▶ [Dataset records]:

====

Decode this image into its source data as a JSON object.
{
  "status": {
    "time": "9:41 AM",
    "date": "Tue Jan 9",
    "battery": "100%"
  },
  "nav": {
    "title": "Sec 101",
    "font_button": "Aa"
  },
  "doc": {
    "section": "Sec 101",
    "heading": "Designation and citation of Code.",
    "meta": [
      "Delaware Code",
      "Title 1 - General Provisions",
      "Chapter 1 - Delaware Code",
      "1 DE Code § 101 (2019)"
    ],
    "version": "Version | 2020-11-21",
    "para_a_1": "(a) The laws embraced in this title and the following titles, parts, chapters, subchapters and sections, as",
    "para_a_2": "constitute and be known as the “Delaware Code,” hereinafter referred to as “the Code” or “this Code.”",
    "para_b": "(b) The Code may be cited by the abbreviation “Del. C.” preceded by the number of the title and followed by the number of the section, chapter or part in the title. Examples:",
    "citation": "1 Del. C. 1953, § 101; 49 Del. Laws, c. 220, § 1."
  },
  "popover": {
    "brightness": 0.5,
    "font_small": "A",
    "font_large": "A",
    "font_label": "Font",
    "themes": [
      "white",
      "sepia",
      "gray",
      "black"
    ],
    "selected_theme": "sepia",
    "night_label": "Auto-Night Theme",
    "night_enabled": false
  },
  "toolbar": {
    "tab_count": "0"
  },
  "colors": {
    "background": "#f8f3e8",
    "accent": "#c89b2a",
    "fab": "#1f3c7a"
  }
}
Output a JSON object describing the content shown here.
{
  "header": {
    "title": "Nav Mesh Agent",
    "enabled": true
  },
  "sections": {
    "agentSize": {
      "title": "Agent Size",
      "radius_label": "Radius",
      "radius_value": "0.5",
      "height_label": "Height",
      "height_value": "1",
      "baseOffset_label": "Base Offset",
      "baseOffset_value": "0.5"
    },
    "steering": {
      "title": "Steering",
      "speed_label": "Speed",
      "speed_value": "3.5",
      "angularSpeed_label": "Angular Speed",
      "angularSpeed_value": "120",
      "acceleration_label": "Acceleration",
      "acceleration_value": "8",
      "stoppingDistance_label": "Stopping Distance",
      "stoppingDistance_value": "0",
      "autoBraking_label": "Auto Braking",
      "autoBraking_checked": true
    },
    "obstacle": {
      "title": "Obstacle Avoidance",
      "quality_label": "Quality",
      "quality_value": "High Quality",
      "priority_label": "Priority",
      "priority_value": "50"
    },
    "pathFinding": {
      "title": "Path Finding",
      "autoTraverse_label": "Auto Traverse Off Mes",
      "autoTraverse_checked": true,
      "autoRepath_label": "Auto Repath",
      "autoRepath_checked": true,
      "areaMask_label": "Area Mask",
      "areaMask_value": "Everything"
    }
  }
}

====

Retype the material in full, character for character.

Decode this image into its source data as a JSON object.
{
  "status": {
    "time": "9:41 AM",
    "date": "Tue Jan 9",
    "battery": "100%"
  },
  "nav": {
    "title": "Sec 101",
    "font_button": "Aa"
  },
  "doc": {
    "section": "Sec 101",
    "heading": "Designation and citation of Code.",
    "meta": [
      "Delaware Code",
      "Title 1 - General Provisions",
      "Chapter 1 - Delaware Code",
      "1 DE Code § 101 (2019)"
    ],
    "version": "Version | 2020-11-21",
    "para_a_1": "(a) The laws embraced in this title and the following titles, parts, chapters, subchapters and sections, as",
    "para_a_2": "constitute and be known as the “Delaware Code,” hereinafter referred to as “the Code” or “this Code.”",
    "para_b": "(b) The Code may be cited by the abbreviation “Del. C.” preceded by the number of the title and followed by the number of the section, chapter or part in the title. Examples:",
    "citation": "1 Del. C. 1953, § 101; 49 Del. Laws, c. 220, § 1."
  },
  "popover": {
    "brightness": 0.5,
    "font_small": "A",
    "font_large": "A",
    "font_label": "Font",
    "themes": [
      "white",
      "sepia",
      "gray",
      "black"
    ],
    "selected_theme": "sepia",
    "night_label": "Auto-Night Theme",
    "night_enabled": false
  },
  "toolbar": {
    "tab_count": "0"
  },
  "colors": {
    "background": "#f8f3e8",
    "accent": "#c89b2a",
    "fab": "#1f3c7a"
  }
}
Output a JSON object describing the content shown here.
{
  "header": {
    "title": "Nav Mesh Agent",
    "enabled": true
  },
  "sections": {
    "agentSize": {
      "title": "Agent Size",
      "radius_label": "Radius",
      "radius_value": "0.5",
      "height_label": "Height",
      "height_value": "1",
      "baseOffset_label": "Base Offset",
      "baseOffset_value": "0.5"
    },
    "steering": {
      "title": "Steering",
      "speed_label": "Speed",
      "speed_value": "3.5",
      "angularSpeed_label": "Angular Speed",
      "angularSpeed_value": "120",
      "acceleration_label": "Acceleration",
      "acceleration_value": "8",
      "stoppingDistance_label": "Stopping Distance",
      "stoppingDistance_value": "0",
      "autoBraking_label": "Auto Braking",
      "autoBraking_checked": true
    },
    "obstacle": {
      "title": "Obstacle Avoidance",
      "quality_label": "Quality",
      "quality_value": "High Quality",
      "priority_label": "Priority",
      "priority_value": "50"
    },
    "pathFinding": {
      "title": "Path Finding",
      "autoTraverse_label": "Auto Traverse Off Mes",
      "autoTraverse_checked": true,
      "autoRepath_label": "Auto Repath",
      "autoRepath_checked": true,
      "areaMask_label": "Area Mask",
      "areaMask_value": "Everything"
    }
  }
}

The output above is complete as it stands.